WHAT IS REQUIRED: Filter this material down to the lines that hold "Kočiona", copying each one.

INFORMATION PROVIDED:

☆ ☆ ☆ ☆ ☆ ☆ ☆

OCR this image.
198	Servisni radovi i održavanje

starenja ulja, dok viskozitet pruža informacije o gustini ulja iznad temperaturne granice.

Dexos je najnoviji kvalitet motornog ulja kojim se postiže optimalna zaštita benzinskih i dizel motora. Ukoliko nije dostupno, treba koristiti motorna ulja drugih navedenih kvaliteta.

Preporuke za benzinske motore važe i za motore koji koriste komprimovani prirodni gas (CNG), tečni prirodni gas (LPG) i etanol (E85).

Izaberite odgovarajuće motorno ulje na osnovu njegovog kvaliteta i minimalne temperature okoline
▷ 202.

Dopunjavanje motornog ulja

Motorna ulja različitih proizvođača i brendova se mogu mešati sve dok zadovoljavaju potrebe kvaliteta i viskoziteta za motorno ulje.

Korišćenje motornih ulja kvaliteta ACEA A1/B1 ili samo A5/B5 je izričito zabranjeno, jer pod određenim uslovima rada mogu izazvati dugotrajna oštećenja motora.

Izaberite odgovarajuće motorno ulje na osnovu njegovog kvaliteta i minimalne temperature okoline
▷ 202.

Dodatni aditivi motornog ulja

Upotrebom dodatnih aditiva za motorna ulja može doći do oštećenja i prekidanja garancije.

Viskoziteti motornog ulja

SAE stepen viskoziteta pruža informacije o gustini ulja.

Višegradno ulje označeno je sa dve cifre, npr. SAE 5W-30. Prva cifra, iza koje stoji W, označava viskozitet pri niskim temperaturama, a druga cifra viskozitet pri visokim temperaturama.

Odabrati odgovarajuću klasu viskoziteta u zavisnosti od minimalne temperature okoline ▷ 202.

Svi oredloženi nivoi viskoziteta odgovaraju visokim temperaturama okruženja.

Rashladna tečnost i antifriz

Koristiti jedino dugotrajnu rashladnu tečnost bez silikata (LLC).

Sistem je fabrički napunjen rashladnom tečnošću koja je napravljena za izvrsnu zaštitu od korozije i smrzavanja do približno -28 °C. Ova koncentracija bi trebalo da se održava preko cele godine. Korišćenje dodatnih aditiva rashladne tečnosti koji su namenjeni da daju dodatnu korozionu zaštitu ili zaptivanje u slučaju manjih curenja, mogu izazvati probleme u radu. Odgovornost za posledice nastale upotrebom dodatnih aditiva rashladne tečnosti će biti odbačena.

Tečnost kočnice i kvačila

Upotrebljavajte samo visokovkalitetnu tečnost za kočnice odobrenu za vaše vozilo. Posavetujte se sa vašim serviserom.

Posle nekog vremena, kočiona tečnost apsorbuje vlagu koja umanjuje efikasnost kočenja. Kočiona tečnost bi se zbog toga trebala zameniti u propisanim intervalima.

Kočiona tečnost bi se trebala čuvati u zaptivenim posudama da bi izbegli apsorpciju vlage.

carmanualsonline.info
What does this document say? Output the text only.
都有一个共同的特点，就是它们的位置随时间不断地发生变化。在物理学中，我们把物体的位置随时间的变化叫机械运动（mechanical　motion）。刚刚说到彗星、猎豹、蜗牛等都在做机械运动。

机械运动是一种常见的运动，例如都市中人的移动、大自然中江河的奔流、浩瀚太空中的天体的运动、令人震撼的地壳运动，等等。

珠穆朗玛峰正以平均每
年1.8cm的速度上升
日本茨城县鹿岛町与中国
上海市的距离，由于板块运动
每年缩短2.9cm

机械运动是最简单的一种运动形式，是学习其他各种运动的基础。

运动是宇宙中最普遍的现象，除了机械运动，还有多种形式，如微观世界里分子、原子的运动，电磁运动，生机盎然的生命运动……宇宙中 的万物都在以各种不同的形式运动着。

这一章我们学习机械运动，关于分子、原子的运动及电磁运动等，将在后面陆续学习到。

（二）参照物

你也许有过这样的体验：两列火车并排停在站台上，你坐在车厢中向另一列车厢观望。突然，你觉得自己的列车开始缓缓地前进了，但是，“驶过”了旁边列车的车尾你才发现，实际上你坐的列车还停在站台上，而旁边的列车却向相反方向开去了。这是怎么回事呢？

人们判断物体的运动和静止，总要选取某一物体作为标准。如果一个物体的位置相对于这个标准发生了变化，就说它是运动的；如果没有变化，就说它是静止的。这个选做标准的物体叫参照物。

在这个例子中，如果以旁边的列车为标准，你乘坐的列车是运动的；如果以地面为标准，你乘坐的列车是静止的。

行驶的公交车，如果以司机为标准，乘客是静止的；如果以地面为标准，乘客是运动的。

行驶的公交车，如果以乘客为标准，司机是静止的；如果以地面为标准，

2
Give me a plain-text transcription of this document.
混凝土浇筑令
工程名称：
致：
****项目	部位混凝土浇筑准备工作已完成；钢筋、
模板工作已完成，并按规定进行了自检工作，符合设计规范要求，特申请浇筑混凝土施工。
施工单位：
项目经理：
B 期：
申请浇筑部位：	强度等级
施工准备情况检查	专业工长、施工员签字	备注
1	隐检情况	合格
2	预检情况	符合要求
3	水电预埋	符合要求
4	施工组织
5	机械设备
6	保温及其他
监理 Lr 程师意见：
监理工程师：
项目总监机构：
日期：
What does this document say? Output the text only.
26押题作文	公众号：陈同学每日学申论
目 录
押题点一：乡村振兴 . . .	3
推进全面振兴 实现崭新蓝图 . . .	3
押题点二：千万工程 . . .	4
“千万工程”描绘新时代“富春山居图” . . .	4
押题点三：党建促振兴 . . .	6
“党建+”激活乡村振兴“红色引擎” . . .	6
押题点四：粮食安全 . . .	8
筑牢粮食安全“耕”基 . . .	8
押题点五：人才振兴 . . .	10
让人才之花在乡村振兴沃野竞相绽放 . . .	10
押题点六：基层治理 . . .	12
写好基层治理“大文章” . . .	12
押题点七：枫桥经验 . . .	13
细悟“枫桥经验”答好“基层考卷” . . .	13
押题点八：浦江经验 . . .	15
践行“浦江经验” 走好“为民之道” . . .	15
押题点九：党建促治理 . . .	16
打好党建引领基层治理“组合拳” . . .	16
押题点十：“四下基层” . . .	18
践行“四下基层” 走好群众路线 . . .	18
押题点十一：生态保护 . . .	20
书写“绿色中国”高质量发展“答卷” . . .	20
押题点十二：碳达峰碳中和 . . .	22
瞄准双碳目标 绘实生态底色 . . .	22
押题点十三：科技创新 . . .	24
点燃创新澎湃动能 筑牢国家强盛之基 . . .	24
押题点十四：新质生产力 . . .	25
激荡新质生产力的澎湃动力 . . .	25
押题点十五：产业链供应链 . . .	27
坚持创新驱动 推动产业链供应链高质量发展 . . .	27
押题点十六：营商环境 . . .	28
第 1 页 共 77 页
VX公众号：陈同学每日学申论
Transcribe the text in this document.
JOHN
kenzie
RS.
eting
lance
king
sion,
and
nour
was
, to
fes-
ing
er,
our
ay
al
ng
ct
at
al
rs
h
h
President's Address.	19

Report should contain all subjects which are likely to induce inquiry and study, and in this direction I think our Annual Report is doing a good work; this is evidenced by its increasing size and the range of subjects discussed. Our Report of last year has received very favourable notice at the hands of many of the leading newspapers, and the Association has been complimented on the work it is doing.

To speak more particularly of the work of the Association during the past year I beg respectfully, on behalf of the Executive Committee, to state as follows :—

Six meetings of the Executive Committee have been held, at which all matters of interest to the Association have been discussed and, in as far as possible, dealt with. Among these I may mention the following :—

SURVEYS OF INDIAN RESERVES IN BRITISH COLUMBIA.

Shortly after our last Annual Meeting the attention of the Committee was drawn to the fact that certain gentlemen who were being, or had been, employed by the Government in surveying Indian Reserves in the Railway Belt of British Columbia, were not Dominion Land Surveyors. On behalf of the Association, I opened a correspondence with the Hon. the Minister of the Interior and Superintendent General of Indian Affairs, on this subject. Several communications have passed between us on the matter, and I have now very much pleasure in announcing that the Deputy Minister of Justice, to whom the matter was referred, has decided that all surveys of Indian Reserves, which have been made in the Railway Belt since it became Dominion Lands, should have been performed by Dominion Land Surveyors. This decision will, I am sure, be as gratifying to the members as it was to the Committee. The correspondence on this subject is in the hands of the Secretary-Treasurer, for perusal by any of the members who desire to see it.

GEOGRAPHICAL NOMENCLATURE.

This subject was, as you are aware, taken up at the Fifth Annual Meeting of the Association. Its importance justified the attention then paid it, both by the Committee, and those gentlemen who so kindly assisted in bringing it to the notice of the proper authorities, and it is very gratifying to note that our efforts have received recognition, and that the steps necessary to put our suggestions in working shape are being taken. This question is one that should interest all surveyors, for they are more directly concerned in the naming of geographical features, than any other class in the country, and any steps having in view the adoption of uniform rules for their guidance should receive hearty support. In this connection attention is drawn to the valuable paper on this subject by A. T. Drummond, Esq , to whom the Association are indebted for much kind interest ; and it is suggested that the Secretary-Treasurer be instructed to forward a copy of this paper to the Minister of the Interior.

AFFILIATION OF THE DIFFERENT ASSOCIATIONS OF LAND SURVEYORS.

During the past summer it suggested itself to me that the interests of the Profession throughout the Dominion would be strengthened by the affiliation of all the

☆ ☆ ☆ ☆ ☆ ☆ ☆

RESPONSE BELOW:
Posle nekog vremena, kočiona tečnost apsorbuje vlagu koja umanjuje efikasnost kočenja. Kočiona tečnost bi se zbog toga trebala zameniti u propisanim intervalima.
Kočiona tečnost bi se trebala čuvati u zaptivenim posudama da bi izbegli apsorpciju vlage.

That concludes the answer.